→ **The task**
Look through the data below and count each line where the word "Хмарні" appears. Reply with the count alone.

Dataset items:
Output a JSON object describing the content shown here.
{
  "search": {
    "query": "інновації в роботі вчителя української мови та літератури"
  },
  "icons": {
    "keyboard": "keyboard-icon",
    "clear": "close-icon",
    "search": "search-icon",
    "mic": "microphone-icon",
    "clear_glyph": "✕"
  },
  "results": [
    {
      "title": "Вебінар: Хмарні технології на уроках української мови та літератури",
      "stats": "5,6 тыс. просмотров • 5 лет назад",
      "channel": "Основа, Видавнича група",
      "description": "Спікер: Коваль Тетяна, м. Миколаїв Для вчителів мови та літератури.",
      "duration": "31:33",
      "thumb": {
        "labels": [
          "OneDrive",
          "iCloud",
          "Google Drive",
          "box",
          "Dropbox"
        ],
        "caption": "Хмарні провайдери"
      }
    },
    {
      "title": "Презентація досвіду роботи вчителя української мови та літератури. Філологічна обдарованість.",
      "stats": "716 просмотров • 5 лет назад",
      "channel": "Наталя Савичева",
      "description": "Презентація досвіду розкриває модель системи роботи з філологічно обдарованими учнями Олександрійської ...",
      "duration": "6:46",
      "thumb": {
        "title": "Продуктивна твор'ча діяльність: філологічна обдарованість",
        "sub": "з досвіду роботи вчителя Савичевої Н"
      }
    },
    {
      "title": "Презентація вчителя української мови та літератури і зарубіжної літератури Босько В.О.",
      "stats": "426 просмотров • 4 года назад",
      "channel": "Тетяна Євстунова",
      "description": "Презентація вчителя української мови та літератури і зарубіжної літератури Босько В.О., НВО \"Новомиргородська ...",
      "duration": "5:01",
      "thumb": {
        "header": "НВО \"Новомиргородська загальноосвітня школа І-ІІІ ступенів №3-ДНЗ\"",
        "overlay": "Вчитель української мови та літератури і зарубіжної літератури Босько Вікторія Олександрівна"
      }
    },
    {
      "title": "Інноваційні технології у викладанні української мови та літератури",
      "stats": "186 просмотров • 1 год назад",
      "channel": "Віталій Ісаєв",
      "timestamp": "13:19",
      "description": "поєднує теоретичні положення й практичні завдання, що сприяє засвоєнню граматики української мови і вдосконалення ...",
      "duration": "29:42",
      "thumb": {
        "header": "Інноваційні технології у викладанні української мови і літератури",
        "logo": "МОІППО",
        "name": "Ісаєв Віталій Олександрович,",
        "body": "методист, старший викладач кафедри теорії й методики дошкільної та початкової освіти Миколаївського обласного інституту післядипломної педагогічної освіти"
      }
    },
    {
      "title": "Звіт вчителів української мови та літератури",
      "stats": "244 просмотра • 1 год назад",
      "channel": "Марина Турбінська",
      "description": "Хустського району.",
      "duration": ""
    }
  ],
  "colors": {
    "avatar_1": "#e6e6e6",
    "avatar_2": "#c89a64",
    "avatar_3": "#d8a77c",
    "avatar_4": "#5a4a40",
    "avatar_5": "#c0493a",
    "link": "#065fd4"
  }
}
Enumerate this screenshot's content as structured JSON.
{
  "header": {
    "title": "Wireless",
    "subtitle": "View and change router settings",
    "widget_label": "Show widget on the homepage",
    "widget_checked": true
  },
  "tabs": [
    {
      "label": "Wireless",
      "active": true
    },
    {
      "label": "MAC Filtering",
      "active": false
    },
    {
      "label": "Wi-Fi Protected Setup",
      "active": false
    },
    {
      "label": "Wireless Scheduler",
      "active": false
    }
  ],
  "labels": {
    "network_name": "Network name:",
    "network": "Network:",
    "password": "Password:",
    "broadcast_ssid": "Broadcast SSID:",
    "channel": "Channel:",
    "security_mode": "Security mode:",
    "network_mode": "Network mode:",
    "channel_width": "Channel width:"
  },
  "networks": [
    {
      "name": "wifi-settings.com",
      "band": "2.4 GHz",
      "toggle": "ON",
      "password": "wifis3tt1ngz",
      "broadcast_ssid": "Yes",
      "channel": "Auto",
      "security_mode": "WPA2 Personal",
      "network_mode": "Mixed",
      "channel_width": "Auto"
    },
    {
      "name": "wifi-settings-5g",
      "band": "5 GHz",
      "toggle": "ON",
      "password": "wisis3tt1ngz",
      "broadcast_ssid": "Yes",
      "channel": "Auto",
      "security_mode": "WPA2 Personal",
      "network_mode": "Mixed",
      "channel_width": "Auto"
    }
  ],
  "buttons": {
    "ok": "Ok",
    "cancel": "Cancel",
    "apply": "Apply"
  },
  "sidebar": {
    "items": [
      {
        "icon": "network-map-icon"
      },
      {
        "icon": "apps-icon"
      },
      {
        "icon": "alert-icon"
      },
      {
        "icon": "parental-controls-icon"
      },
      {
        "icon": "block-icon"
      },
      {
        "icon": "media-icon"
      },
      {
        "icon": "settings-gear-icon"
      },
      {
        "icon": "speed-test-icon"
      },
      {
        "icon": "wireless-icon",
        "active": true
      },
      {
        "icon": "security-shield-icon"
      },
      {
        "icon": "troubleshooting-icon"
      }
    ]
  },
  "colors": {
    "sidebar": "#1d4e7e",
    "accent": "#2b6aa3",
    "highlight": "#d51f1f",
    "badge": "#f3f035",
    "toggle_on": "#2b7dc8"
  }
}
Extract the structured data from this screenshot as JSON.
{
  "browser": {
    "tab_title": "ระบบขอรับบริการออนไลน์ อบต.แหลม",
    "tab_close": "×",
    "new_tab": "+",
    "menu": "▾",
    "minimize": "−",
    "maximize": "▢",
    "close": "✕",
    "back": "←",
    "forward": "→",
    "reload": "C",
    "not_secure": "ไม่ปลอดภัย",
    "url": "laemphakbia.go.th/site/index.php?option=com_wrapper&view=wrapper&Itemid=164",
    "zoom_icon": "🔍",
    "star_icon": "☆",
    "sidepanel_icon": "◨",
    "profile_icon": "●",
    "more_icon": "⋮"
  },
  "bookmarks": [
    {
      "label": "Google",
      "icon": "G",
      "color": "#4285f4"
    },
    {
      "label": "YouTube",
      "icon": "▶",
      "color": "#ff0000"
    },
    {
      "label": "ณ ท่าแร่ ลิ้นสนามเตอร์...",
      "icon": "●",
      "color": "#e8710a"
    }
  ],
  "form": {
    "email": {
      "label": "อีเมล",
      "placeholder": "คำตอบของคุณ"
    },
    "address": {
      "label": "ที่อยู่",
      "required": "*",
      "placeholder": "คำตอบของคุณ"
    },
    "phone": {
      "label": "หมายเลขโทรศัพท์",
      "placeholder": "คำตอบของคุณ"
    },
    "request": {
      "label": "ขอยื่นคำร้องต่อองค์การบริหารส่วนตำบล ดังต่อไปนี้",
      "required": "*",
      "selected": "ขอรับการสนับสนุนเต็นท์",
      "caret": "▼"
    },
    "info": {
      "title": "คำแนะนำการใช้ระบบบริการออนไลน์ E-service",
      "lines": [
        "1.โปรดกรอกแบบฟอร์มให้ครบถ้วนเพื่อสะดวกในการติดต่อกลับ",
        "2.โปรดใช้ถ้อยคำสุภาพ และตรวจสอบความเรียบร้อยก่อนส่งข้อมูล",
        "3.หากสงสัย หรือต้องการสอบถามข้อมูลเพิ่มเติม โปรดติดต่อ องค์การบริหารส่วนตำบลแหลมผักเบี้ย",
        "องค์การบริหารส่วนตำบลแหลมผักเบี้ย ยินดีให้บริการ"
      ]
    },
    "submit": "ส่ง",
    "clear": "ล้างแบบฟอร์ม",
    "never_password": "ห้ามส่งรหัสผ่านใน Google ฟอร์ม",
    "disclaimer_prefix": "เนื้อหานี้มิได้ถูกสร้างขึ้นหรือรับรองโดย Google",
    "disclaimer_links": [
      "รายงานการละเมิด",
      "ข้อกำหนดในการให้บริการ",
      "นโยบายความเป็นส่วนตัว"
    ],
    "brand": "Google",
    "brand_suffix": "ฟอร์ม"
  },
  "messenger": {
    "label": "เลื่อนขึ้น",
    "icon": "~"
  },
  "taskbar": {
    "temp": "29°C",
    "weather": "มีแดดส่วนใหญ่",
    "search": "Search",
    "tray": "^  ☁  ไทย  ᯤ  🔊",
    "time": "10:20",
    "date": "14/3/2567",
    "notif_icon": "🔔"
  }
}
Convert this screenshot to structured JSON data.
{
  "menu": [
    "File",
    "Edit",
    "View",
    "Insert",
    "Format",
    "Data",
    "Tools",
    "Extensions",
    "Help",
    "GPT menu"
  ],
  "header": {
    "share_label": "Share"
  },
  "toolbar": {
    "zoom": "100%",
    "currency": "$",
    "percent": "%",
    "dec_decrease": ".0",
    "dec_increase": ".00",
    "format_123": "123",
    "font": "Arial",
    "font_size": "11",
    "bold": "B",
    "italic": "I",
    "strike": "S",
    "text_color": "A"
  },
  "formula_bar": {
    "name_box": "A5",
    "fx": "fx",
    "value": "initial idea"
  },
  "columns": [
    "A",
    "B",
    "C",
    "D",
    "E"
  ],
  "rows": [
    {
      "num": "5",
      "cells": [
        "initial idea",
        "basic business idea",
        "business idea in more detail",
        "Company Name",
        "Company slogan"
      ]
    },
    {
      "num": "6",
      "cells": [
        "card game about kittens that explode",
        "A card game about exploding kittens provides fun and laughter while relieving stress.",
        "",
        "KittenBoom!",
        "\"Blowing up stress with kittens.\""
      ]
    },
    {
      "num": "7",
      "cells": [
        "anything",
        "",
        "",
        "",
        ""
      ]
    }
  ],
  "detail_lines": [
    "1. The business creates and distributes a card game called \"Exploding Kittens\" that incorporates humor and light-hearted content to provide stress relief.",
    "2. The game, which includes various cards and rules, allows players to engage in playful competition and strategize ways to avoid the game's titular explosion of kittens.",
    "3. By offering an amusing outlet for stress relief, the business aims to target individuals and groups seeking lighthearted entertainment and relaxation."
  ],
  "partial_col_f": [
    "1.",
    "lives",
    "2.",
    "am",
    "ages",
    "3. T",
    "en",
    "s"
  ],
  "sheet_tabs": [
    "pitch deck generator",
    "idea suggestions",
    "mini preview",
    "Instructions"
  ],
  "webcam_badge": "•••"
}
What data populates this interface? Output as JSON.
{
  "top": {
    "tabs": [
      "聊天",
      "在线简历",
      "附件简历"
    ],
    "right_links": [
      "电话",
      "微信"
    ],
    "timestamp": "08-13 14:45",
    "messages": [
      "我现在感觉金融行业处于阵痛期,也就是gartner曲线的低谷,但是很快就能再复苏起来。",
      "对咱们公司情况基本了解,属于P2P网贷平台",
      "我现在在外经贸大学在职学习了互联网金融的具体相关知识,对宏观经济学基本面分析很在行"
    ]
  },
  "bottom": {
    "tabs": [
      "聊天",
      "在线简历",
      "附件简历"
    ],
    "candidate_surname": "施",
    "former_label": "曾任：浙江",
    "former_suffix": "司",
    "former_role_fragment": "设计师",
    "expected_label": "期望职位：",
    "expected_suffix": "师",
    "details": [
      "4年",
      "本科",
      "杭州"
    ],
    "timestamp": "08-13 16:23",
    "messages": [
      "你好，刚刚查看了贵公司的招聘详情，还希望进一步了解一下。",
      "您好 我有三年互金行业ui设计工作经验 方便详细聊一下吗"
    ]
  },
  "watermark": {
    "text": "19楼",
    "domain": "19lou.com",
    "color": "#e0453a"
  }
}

→ **Exercise output**
2